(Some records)
begin

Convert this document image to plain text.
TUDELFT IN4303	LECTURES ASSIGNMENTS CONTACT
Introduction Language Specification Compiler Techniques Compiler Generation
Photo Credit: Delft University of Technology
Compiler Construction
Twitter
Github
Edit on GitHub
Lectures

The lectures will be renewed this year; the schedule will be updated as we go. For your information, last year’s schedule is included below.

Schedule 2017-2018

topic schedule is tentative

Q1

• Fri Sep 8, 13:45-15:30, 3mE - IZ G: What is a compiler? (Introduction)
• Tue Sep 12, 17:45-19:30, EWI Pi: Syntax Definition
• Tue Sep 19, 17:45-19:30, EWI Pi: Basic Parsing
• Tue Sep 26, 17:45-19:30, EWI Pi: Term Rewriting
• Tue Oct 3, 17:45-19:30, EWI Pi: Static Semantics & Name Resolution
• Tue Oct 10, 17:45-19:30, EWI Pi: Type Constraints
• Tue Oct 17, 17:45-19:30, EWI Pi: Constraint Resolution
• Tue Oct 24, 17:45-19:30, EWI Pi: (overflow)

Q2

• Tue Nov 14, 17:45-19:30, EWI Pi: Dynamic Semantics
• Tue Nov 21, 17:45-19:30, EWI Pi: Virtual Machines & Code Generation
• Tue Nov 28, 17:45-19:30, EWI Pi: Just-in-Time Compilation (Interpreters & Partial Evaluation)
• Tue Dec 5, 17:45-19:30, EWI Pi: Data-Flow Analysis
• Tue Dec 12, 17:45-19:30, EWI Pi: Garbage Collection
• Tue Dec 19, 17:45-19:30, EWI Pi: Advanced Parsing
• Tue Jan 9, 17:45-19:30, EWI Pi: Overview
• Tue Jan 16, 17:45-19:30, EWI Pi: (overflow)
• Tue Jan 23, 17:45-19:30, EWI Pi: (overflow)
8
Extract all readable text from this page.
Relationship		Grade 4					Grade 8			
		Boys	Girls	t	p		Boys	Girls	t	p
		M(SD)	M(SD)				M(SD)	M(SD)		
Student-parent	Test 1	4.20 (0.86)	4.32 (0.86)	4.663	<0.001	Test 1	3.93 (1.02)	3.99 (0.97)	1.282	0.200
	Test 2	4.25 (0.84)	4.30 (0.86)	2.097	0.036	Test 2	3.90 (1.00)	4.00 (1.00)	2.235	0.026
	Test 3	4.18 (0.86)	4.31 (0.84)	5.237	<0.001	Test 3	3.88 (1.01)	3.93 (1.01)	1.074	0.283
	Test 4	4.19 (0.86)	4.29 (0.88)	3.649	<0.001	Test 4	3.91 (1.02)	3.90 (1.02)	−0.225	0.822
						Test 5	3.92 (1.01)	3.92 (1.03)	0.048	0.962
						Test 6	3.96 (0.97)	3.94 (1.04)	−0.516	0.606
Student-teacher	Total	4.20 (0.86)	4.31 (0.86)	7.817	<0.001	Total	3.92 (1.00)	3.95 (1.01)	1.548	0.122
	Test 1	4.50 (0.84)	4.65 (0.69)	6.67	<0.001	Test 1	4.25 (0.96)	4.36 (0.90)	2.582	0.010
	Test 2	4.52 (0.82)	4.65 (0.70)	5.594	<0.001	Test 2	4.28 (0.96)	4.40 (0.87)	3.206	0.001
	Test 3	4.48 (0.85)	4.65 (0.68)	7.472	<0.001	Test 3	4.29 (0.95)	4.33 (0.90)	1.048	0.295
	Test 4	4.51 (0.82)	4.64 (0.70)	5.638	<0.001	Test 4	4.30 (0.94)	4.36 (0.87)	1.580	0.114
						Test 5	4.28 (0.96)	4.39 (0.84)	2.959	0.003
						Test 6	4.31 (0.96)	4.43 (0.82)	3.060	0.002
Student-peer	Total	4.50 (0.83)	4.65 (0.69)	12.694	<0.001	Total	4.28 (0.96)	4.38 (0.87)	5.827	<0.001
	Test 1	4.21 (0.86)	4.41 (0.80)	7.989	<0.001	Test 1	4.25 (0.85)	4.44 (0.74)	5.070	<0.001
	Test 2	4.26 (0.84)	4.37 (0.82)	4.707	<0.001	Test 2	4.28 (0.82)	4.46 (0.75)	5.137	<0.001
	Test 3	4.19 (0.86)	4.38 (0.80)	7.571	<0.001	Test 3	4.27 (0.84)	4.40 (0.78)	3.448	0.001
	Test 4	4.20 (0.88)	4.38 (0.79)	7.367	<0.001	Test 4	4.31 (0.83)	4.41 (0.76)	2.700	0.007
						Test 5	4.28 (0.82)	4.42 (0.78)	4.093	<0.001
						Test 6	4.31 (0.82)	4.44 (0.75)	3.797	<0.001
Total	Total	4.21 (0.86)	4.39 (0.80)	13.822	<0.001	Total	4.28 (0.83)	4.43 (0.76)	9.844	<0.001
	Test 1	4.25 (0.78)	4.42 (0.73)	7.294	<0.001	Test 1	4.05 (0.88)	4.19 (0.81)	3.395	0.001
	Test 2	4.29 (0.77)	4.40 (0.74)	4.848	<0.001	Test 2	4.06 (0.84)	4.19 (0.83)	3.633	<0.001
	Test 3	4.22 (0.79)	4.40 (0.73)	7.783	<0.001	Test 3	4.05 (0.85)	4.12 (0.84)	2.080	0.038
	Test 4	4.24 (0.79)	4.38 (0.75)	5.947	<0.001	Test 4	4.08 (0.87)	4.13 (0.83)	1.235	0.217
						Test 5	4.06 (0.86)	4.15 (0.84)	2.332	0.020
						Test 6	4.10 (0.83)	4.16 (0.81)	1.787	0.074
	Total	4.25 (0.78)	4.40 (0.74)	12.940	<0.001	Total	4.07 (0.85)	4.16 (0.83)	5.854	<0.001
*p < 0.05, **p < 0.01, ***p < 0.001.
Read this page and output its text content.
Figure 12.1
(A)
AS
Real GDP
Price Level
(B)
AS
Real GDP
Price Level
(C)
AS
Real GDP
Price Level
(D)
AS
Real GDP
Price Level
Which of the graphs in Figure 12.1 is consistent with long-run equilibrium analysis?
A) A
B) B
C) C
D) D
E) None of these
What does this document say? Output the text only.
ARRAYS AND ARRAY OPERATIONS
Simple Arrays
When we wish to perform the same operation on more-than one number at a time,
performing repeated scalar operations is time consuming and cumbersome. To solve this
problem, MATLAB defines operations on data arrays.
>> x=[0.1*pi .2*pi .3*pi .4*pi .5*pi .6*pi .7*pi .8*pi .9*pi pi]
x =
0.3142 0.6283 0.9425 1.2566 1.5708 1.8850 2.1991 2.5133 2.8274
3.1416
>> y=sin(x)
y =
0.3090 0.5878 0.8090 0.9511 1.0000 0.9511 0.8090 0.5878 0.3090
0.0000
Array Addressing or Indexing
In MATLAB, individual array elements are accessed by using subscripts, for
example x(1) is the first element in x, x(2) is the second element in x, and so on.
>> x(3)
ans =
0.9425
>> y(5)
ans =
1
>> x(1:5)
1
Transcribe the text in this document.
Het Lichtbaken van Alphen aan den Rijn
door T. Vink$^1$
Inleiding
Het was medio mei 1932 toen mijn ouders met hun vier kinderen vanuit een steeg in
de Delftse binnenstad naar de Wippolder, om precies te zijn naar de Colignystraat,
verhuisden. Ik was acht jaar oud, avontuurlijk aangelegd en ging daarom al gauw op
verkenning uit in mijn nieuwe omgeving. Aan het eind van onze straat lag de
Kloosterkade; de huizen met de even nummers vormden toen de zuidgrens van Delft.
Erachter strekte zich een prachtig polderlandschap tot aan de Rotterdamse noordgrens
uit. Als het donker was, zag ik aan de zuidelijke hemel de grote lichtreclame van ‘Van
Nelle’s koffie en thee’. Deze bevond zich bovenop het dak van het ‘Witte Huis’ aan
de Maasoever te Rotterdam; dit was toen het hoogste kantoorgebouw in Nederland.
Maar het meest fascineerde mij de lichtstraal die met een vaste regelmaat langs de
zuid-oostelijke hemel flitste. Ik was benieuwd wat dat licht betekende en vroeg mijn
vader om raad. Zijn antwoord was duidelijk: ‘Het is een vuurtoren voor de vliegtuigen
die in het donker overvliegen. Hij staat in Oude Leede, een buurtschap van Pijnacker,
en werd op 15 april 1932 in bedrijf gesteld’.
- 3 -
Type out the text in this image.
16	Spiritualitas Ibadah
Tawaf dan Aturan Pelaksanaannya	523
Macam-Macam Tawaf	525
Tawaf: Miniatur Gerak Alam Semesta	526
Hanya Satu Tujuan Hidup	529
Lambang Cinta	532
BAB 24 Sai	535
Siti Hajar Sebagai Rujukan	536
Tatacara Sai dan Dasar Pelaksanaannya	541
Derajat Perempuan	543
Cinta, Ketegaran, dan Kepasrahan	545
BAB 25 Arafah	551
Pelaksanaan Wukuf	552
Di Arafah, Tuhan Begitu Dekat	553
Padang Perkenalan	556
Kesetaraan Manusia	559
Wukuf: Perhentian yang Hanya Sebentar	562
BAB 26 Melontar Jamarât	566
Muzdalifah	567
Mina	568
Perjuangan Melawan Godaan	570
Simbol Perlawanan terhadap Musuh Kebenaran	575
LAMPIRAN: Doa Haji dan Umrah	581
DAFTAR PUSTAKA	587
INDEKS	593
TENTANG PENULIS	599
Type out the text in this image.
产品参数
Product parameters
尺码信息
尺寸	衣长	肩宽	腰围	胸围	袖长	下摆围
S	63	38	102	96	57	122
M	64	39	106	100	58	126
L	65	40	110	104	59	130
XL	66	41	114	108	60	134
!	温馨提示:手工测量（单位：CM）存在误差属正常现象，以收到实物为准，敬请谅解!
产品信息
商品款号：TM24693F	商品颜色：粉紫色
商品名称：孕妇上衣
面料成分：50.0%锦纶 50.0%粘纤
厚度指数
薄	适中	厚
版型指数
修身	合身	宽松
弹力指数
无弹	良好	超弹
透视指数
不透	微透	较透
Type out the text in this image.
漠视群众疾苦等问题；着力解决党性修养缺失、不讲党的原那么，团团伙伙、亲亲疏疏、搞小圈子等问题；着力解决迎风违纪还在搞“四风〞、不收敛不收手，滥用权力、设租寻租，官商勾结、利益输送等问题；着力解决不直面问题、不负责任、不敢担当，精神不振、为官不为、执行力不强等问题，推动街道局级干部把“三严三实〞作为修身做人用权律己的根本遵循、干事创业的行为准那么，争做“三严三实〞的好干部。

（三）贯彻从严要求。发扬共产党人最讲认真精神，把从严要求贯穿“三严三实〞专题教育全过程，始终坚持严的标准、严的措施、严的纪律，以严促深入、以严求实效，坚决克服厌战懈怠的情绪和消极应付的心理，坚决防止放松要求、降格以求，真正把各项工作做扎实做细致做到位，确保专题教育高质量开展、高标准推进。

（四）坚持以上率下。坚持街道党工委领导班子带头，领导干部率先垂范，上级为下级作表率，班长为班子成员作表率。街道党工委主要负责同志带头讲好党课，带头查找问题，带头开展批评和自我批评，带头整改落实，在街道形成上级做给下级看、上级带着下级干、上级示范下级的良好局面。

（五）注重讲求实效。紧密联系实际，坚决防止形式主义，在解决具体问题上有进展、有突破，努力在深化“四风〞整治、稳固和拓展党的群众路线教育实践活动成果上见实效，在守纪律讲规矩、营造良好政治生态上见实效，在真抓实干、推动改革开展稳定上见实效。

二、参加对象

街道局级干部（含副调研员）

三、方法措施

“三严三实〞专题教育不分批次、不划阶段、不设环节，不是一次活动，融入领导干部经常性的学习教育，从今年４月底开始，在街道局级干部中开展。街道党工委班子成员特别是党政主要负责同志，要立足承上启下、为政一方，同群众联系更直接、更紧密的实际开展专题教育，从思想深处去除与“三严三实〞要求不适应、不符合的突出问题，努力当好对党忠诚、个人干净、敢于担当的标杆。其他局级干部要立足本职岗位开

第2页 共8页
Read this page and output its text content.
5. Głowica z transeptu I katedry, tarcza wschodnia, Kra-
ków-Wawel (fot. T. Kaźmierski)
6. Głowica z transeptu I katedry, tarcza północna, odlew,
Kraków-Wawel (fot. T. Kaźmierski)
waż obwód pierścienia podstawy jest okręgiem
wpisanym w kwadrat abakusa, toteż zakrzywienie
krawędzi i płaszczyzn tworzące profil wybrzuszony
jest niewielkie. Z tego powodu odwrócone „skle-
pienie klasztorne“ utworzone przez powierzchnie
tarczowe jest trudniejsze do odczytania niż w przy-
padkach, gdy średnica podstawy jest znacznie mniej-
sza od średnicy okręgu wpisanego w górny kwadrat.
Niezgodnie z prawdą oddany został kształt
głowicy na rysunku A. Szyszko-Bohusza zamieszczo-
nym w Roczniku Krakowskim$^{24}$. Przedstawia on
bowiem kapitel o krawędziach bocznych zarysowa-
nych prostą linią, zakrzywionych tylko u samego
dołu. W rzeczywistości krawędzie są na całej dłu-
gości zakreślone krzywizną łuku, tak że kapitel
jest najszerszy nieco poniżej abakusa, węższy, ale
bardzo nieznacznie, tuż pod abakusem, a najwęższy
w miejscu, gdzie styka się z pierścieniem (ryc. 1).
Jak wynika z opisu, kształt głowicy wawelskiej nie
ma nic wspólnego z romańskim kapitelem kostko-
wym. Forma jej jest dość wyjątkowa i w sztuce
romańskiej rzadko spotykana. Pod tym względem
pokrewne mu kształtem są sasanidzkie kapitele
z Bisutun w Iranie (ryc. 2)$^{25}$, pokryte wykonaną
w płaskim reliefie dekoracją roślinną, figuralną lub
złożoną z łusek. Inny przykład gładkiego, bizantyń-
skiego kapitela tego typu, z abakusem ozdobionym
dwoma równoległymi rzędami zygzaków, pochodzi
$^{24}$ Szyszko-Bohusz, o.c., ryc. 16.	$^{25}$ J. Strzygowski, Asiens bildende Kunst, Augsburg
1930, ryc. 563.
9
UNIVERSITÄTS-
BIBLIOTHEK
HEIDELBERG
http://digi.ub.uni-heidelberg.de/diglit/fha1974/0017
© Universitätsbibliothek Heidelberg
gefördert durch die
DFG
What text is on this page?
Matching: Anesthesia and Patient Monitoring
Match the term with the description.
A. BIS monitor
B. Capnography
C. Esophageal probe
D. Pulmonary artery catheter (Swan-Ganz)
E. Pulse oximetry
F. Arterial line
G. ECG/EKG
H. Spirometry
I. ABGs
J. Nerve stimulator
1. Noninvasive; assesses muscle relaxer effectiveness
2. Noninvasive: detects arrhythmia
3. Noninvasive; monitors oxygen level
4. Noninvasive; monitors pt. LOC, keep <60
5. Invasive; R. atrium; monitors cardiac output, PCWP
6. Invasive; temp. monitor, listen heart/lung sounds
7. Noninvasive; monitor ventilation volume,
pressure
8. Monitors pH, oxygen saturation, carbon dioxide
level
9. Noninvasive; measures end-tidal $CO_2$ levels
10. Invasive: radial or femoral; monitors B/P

end

Where does the word "Cinta" appear? Return each line that holds it.

> _Answer to this exercise_
Lambang Cinta	532
Cinta, Ketegaran, dan Kepasrahan	545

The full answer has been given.